╭──
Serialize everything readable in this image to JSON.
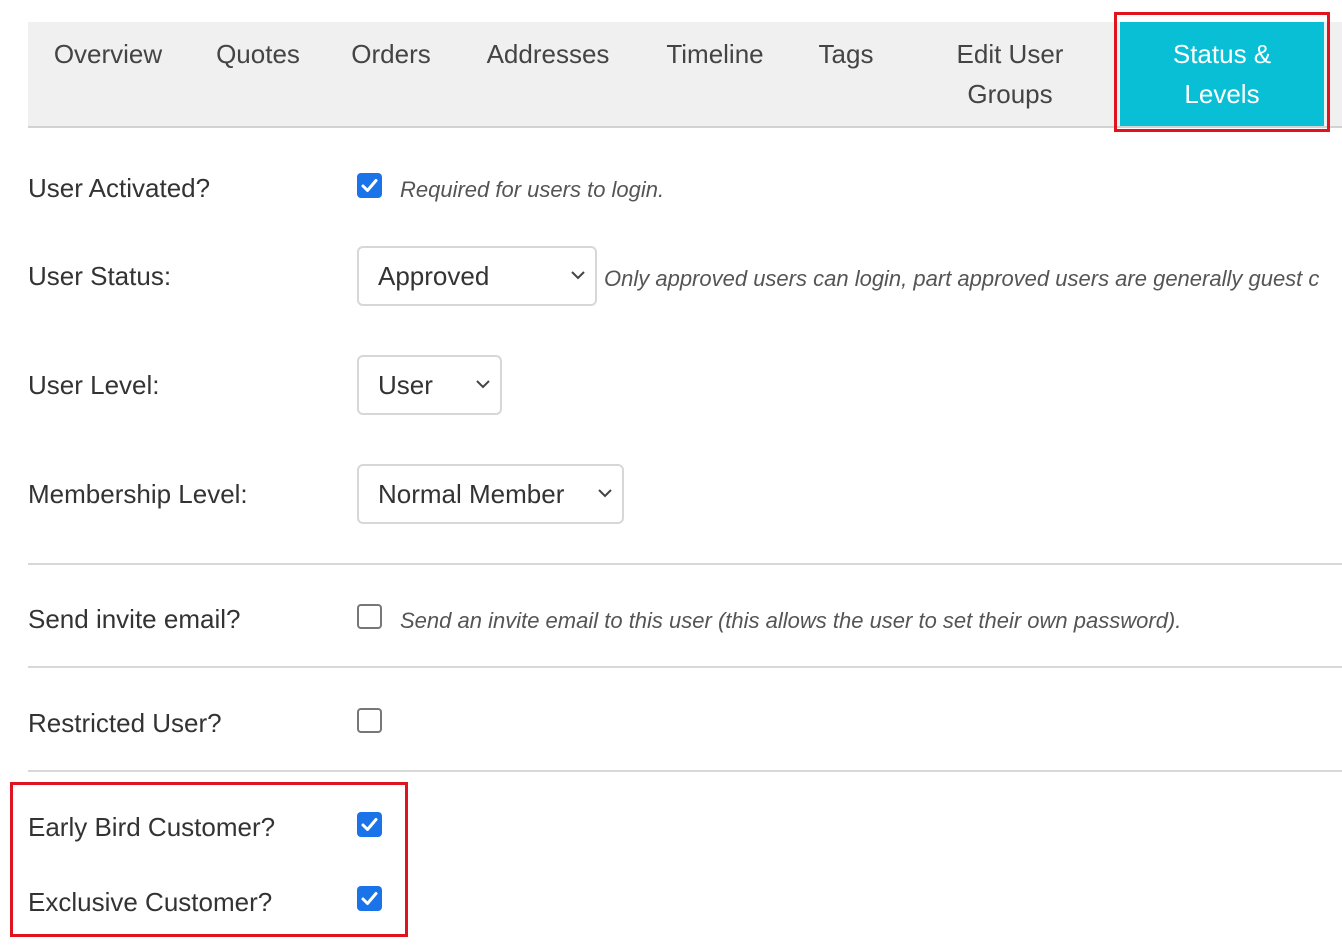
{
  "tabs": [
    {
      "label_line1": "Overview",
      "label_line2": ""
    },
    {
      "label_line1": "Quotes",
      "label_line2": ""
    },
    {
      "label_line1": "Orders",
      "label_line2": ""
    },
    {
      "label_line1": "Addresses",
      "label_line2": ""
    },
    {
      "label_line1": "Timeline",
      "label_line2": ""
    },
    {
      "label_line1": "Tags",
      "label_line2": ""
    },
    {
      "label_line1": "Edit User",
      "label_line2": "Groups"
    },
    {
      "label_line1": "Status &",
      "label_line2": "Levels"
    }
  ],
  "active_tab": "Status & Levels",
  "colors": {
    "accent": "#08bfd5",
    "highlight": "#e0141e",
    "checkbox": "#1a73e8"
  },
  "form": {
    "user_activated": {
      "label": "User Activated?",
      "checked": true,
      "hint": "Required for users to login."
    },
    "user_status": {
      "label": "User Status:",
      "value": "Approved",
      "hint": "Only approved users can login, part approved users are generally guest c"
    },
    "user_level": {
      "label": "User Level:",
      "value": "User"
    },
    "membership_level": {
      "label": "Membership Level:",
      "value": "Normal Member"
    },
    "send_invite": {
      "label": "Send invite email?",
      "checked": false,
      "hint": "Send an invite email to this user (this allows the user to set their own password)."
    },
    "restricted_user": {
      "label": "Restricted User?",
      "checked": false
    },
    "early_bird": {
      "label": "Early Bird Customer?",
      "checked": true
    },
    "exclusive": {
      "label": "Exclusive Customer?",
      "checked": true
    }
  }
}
╰──
Aim of the exercise:
Repeat the material exactly as it reads, without any of its pictures.

Answer to the task:
Serialize everything readable in this image to JSON.
{
  "tabs": [
    {
      "label_line1": "Overview",
      "label_line2": ""
    },
    {
      "label_line1": "Quotes",
      "label_line2": ""
    },
    {
      "label_line1": "Orders",
      "label_line2": ""
    },
    {
      "label_line1": "Addresses",
      "label_line2": ""
    },
    {
      "label_line1": "Timeline",
      "label_line2": ""
    },
    {
      "label_line1": "Tags",
      "label_line2": ""
    },
    {
      "label_line1": "Edit User",
      "label_line2": "Groups"
    },
    {
      "label_line1": "Status &",
      "label_line2": "Levels"
    }
  ],
  "active_tab": "Status & Levels",
  "colors": {
    "accent": "#08bfd5",
    "highlight": "#e0141e",
    "checkbox": "#1a73e8"
  },
  "form": {
    "user_activated": {
      "label": "User Activated?",
      "checked": true,
      "hint": "Required for users to login."
    },
    "user_status": {
      "label": "User Status:",
      "value": "Approved",
      "hint": "Only approved users can login, part approved users are generally guest c"
    },
    "user_level": {
      "label": "User Level:",
      "value": "User"
    },
    "membership_level": {
      "label": "Membership Level:",
      "value": "Normal Member"
    },
    "send_invite": {
      "label": "Send invite email?",
      "checked": false,
      "hint": "Send an invite email to this user (this allows the user to set their own password)."
    },
    "restricted_user": {
      "label": "Restricted User?",
      "checked": false
    },
    "early_bird": {
      "label": "Early Bird Customer?",
      "checked": true
    },
    "exclusive": {
      "label": "Exclusive Customer?",
      "checked": true
    }
  }
}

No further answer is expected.